DATA SHOWN >>

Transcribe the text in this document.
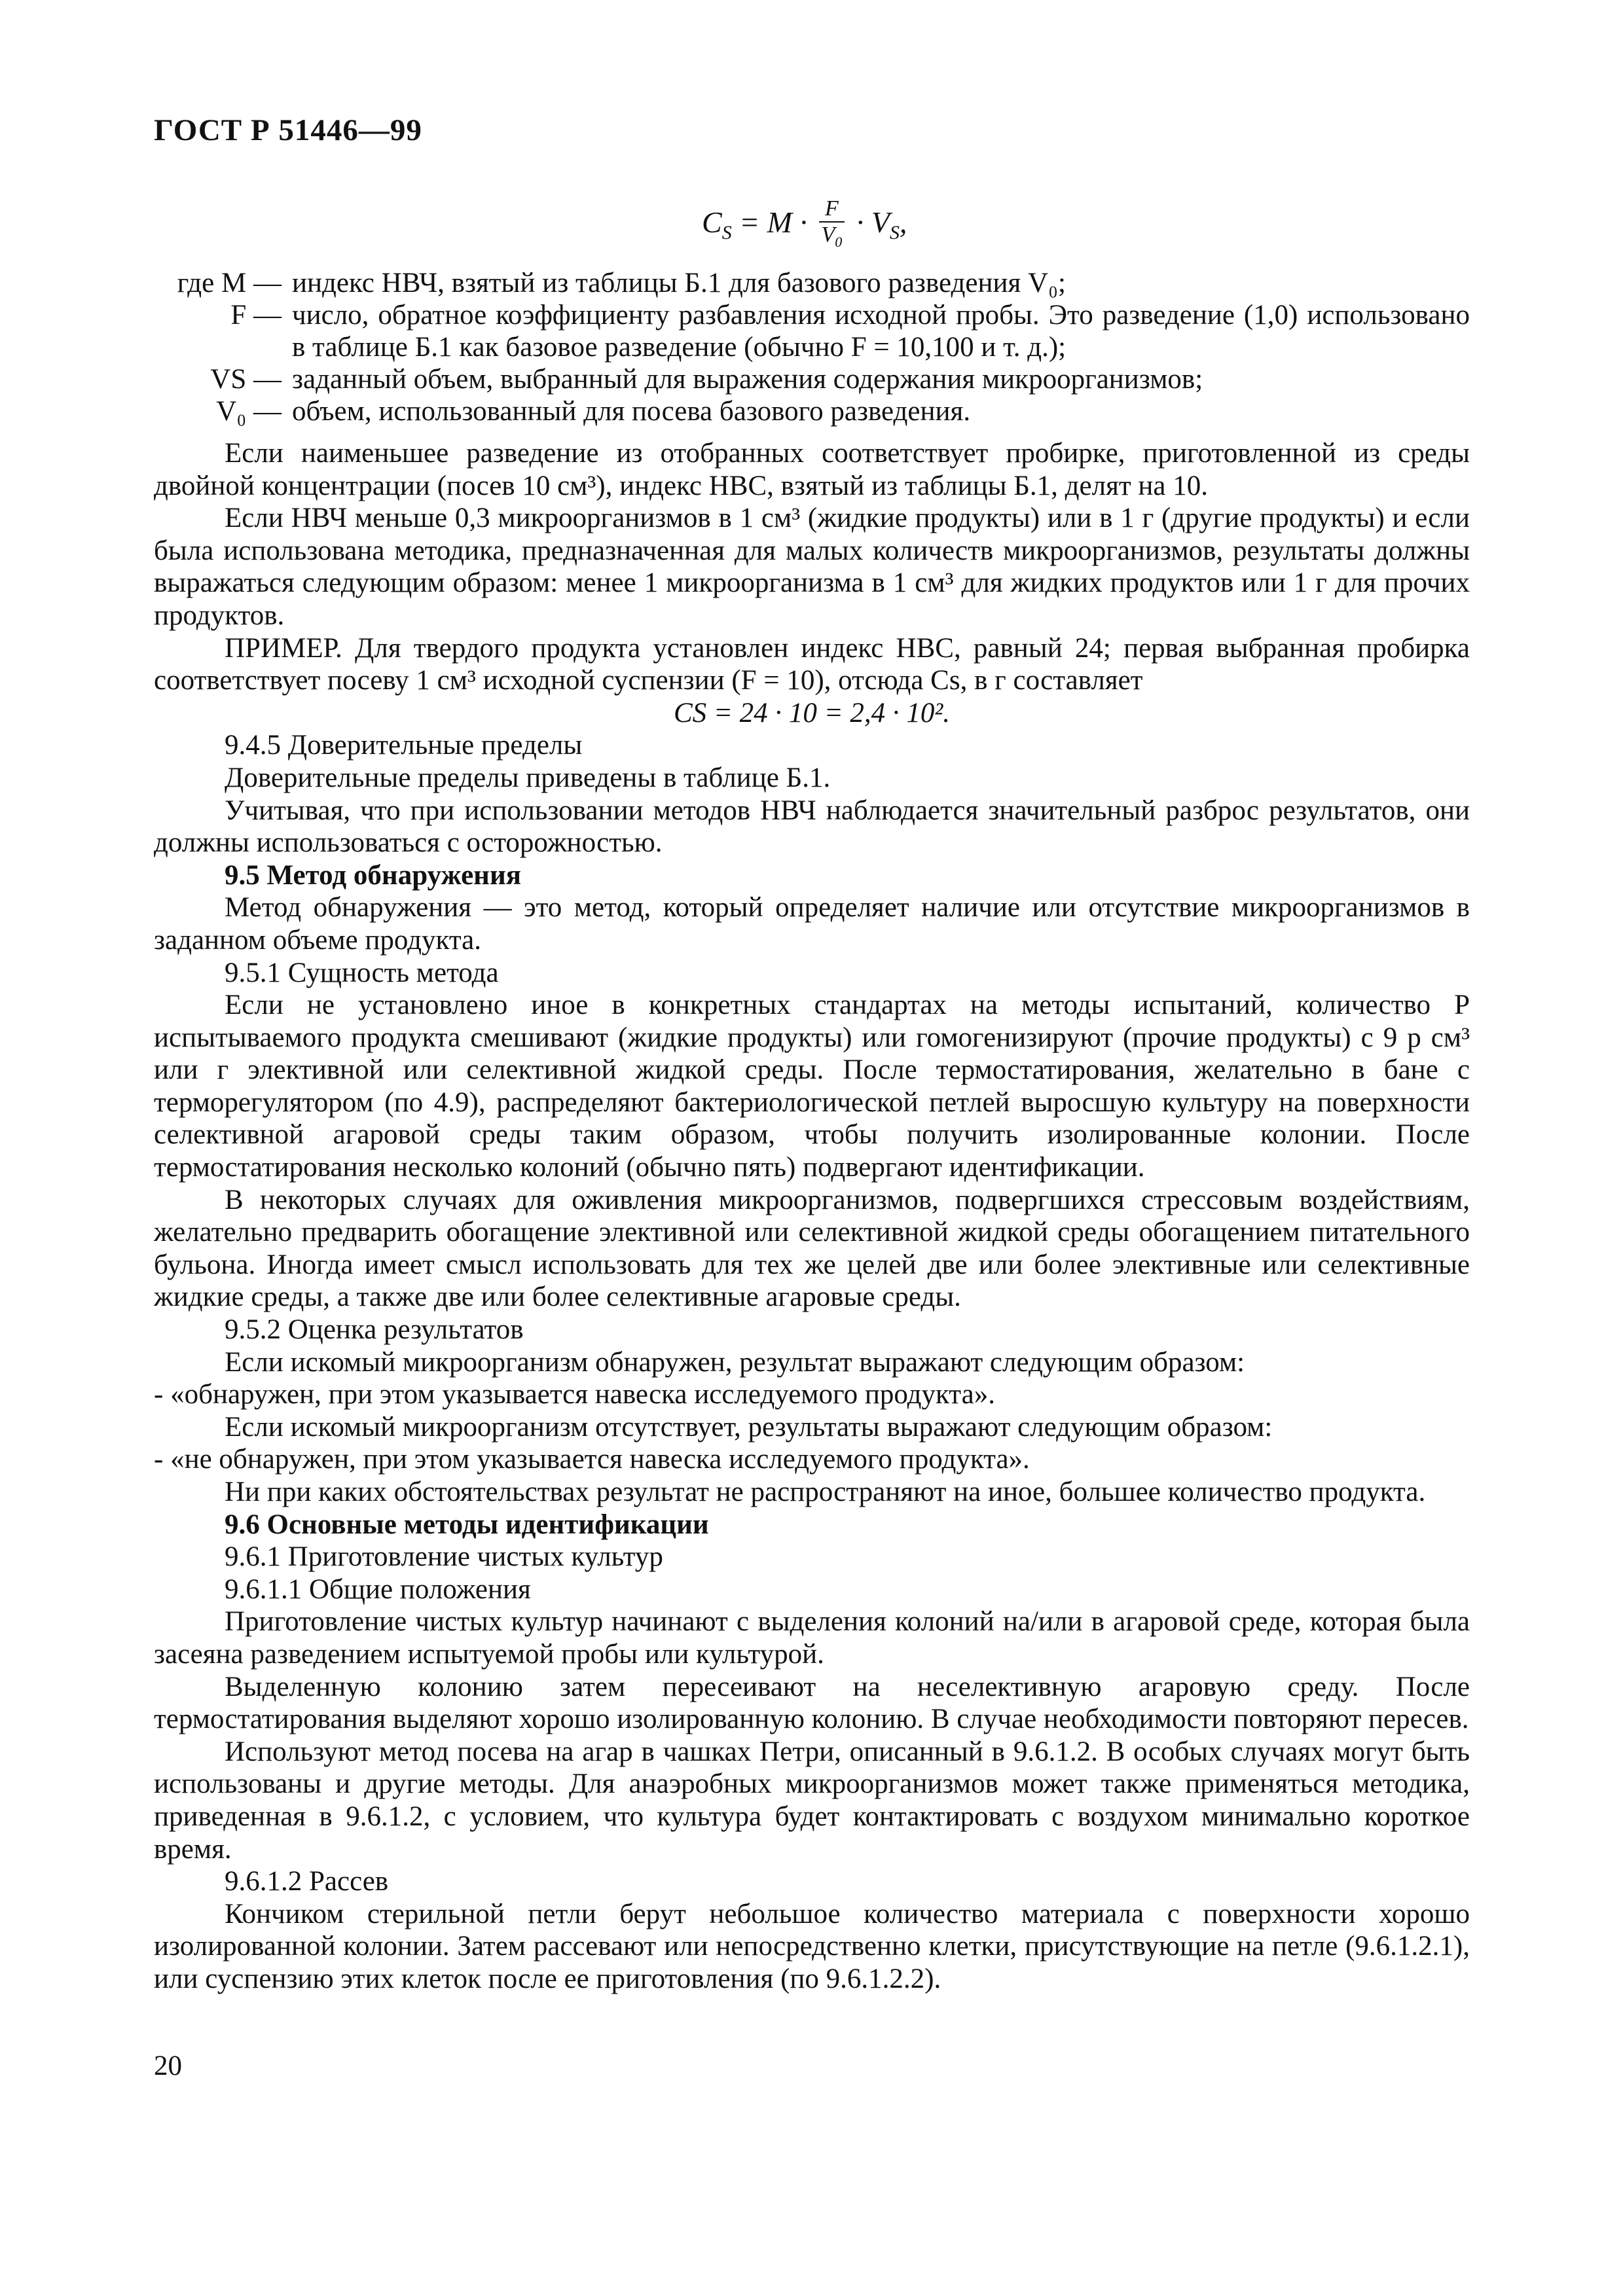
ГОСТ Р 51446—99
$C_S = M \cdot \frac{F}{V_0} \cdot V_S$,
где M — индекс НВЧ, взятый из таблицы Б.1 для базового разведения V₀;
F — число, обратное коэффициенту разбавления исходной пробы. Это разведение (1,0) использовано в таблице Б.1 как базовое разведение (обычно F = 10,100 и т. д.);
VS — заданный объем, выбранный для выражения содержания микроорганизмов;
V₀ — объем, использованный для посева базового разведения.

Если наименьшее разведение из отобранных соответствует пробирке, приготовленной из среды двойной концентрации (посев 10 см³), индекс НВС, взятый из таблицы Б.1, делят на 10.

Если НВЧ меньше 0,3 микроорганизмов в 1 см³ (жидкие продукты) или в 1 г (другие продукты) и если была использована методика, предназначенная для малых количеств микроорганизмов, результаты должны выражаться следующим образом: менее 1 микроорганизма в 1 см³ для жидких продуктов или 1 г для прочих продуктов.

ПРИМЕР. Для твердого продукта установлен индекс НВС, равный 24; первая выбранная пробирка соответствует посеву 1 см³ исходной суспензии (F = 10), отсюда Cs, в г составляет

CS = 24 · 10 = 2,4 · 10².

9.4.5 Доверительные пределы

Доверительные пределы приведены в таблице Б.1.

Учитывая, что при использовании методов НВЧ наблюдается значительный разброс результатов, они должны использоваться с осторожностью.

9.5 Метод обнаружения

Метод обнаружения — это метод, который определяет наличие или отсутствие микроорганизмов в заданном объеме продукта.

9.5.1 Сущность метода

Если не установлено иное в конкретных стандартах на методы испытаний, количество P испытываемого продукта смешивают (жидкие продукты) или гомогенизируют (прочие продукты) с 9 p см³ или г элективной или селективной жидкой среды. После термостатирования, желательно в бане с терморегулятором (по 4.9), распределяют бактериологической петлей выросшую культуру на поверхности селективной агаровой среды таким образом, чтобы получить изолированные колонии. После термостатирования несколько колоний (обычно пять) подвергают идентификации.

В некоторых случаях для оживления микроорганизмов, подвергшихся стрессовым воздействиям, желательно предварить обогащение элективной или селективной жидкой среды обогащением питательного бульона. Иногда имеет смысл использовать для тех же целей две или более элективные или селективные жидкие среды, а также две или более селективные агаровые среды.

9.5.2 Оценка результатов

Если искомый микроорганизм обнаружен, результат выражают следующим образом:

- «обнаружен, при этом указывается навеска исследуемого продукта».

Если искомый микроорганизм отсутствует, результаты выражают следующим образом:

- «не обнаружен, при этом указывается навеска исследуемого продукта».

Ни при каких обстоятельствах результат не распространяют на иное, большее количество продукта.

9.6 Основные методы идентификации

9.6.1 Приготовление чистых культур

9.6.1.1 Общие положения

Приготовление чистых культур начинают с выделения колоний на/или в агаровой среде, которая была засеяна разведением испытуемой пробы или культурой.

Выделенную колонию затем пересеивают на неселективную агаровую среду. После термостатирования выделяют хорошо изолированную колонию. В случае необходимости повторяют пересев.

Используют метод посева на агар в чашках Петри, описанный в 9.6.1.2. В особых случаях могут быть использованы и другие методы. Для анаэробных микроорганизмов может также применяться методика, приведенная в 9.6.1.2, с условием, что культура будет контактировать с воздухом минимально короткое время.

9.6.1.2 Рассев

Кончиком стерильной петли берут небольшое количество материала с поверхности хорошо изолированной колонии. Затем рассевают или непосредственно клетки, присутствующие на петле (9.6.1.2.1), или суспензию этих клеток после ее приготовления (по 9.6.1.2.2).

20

AIM >> In the copy, include all records verbatim but no images.

PROBLEM SOLUTION >>
Transcribe the text in this document.
ГОСТ Р 51446—99
$C_S = M \cdot \frac{F}{V_0} \cdot V_S$,
где M — индекс НВЧ, взятый из таблицы Б.1 для базового разведения V₀;
F — число, обратное коэффициенту разбавления исходной пробы. Это разведение (1,0) использовано в таблице Б.1 как базовое разведение (обычно F = 10,100 и т. д.);
VS — заданный объем, выбранный для выражения содержания микроорганизмов;
V₀ — объем, использованный для посева базового разведения.

Если наименьшее разведение из отобранных соответствует пробирке, приготовленной из среды двойной концентрации (посев 10 см³), индекс НВС, взятый из таблицы Б.1, делят на 10.

Если НВЧ меньше 0,3 микроорганизмов в 1 см³ (жидкие продукты) или в 1 г (другие продукты) и если была использована методика, предназначенная для малых количеств микроорганизмов, результаты должны выражаться следующим образом: менее 1 микроорганизма в 1 см³ для жидких продуктов или 1 г для прочих продуктов.

ПРИМЕР. Для твердого продукта установлен индекс НВС, равный 24; первая выбранная пробирка соответствует посеву 1 см³ исходной суспензии (F = 10), отсюда Cs, в г составляет

CS = 24 · 10 = 2,4 · 10².

9.4.5 Доверительные пределы

Доверительные пределы приведены в таблице Б.1.

Учитывая, что при использовании методов НВЧ наблюдается значительный разброс результатов, они должны использоваться с осторожностью.

9.5 Метод обнаружения

Метод обнаружения — это метод, который определяет наличие или отсутствие микроорганизмов в заданном объеме продукта.

9.5.1 Сущность метода

Если не установлено иное в конкретных стандартах на методы испытаний, количество P испытываемого продукта смешивают (жидкие продукты) или гомогенизируют (прочие продукты) с 9 p см³ или г элективной или селективной жидкой среды. После термостатирования, желательно в бане с терморегулятором (по 4.9), распределяют бактериологической петлей выросшую культуру на поверхности селективной агаровой среды таким образом, чтобы получить изолированные колонии. После термостатирования несколько колоний (обычно пять) подвергают идентификации.

В некоторых случаях для оживления микроорганизмов, подвергшихся стрессовым воздействиям, желательно предварить обогащение элективной или селективной жидкой среды обогащением питательного бульона. Иногда имеет смысл использовать для тех же целей две или более элективные или селективные жидкие среды, а также две или более селективные агаровые среды.

9.5.2 Оценка результатов

Если искомый микроорганизм обнаружен, результат выражают следующим образом:

- «обнаружен, при этом указывается навеска исследуемого продукта».

Если искомый микроорганизм отсутствует, результаты выражают следующим образом:

- «не обнаружен, при этом указывается навеска исследуемого продукта».

Ни при каких обстоятельствах результат не распространяют на иное, большее количество продукта.

9.6 Основные методы идентификации

9.6.1 Приготовление чистых культур

9.6.1.1 Общие положения

Приготовление чистых культур начинают с выделения колоний на/или в агаровой среде, которая была засеяна разведением испытуемой пробы или культурой.

Выделенную колонию затем пересеивают на неселективную агаровую среду. После термостатирования выделяют хорошо изолированную колонию. В случае необходимости повторяют пересев.

Используют метод посева на агар в чашках Петри, описанный в 9.6.1.2. В особых случаях могут быть использованы и другие методы. Для анаэробных микроорганизмов может также применяться методика, приведенная в 9.6.1.2, с условием, что культура будет контактировать с воздухом минимально короткое время.

9.6.1.2 Рассев

Кончиком стерильной петли берут небольшое количество материала с поверхности хорошо изолированной колонии. Затем рассевают или непосредственно клетки, присутствующие на петле (9.6.1.2.1), или суспензию этих клеток после ее приготовления (по 9.6.1.2.2).

20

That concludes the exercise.